**PROBLEM REQUIREMENTS:** All of the material below is to be retyped exactly.

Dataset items
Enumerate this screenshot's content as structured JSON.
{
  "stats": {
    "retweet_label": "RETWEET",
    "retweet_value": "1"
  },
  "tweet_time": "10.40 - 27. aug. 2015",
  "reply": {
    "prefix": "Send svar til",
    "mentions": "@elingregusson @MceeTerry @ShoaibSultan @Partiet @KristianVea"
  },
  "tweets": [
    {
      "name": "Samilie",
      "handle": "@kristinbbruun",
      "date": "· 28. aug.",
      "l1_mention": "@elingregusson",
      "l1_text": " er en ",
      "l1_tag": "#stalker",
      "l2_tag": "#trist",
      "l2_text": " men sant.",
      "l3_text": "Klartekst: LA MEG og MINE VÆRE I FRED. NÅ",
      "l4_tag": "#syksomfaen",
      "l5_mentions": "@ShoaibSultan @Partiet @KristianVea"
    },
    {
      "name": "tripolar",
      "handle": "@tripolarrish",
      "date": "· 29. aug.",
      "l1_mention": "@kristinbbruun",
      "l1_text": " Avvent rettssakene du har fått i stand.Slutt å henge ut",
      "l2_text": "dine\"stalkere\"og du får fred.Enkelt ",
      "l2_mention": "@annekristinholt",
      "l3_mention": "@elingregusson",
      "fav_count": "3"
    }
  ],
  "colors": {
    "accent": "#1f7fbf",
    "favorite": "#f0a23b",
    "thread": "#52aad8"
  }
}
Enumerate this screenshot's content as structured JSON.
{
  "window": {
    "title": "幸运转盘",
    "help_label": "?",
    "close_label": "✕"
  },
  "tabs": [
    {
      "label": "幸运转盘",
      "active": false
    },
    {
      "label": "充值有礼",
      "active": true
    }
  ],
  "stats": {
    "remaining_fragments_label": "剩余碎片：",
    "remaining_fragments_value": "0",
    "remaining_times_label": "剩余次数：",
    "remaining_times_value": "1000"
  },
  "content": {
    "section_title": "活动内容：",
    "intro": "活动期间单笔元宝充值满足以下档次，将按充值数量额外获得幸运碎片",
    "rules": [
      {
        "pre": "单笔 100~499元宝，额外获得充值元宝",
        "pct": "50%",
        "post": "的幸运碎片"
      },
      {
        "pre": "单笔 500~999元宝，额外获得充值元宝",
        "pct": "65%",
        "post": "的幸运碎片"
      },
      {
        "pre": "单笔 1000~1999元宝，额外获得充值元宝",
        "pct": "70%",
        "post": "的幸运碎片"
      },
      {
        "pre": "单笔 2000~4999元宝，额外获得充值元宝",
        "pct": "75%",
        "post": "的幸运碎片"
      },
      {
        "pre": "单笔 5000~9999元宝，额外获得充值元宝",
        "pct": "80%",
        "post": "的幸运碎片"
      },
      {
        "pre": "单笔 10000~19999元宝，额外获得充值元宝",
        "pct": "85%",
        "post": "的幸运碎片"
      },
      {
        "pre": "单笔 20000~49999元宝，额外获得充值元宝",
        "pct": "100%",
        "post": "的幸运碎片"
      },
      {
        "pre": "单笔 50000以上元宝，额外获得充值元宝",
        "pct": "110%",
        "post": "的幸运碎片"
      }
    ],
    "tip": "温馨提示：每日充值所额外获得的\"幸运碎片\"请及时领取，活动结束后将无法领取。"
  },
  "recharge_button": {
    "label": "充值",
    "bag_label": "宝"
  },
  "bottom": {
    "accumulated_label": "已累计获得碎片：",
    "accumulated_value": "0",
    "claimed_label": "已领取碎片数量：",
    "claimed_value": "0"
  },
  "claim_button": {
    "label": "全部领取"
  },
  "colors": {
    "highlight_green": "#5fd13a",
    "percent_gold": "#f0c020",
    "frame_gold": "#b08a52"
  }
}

**REPLY TO THE TASK:**
Enumerate this screenshot's content as structured JSON.
{
  "stats": {
    "retweet_label": "RETWEET",
    "retweet_value": "1"
  },
  "tweet_time": "10.40 - 27. aug. 2015",
  "reply": {
    "prefix": "Send svar til",
    "mentions": "@elingregusson @MceeTerry @ShoaibSultan @Partiet @KristianVea"
  },
  "tweets": [
    {
      "name": "Samilie",
      "handle": "@kristinbbruun",
      "date": "· 28. aug.",
      "l1_mention": "@elingregusson",
      "l1_text": " er en ",
      "l1_tag": "#stalker",
      "l2_tag": "#trist",
      "l2_text": " men sant.",
      "l3_text": "Klartekst: LA MEG og MINE VÆRE I FRED. NÅ",
      "l4_tag": "#syksomfaen",
      "l5_mentions": "@ShoaibSultan @Partiet @KristianVea"
    },
    {
      "name": "tripolar",
      "handle": "@tripolarrish",
      "date": "· 29. aug.",
      "l1_mention": "@kristinbbruun",
      "l1_text": " Avvent rettssakene du har fått i stand.Slutt å henge ut",
      "l2_text": "dine\"stalkere\"og du får fred.Enkelt ",
      "l2_mention": "@annekristinholt",
      "l3_mention": "@elingregusson",
      "fav_count": "3"
    }
  ],
  "colors": {
    "accent": "#1f7fbf",
    "favorite": "#f0a23b",
    "thread": "#52aad8"
  }
}
Enumerate this screenshot's content as structured JSON.
{
  "window": {
    "title": "幸运转盘",
    "help_label": "?",
    "close_label": "✕"
  },
  "tabs": [
    {
      "label": "幸运转盘",
      "active": false
    },
    {
      "label": "充值有礼",
      "active": true
    }
  ],
  "stats": {
    "remaining_fragments_label": "剩余碎片：",
    "remaining_fragments_value": "0",
    "remaining_times_label": "剩余次数：",
    "remaining_times_value": "1000"
  },
  "content": {
    "section_title": "活动内容：",
    "intro": "活动期间单笔元宝充值满足以下档次，将按充值数量额外获得幸运碎片",
    "rules": [
      {
        "pre": "单笔 100~499元宝，额外获得充值元宝",
        "pct": "50%",
        "post": "的幸运碎片"
      },
      {
        "pre": "单笔 500~999元宝，额外获得充值元宝",
        "pct": "65%",
        "post": "的幸运碎片"
      },
      {
        "pre": "单笔 1000~1999元宝，额外获得充值元宝",
        "pct": "70%",
        "post": "的幸运碎片"
      },
      {
        "pre": "单笔 2000~4999元宝，额外获得充值元宝",
        "pct": "75%",
        "post": "的幸运碎片"
      },
      {
        "pre": "单笔 5000~9999元宝，额外获得充值元宝",
        "pct": "80%",
        "post": "的幸运碎片"
      },
      {
        "pre": "单笔 10000~19999元宝，额外获得充值元宝",
        "pct": "85%",
        "post": "的幸运碎片"
      },
      {
        "pre": "单笔 20000~49999元宝，额外获得充值元宝",
        "pct": "100%",
        "post": "的幸运碎片"
      },
      {
        "pre": "单笔 50000以上元宝，额外获得充值元宝",
        "pct": "110%",
        "post": "的幸运碎片"
      }
    ],
    "tip": "温馨提示：每日充值所额外获得的\"幸运碎片\"请及时领取，活动结束后将无法领取。"
  },
  "recharge_button": {
    "label": "充值",
    "bag_label": "宝"
  },
  "bottom": {
    "accumulated_label": "已累计获得碎片：",
    "accumulated_value": "0",
    "claimed_label": "已领取碎片数量：",
    "claimed_value": "0"
  },
  "claim_button": {
    "label": "全部领取"
  },
  "colors": {
    "highlight_green": "#5fd13a",
    "percent_gold": "#f0c020",
    "frame_gold": "#b08a52"
  }
}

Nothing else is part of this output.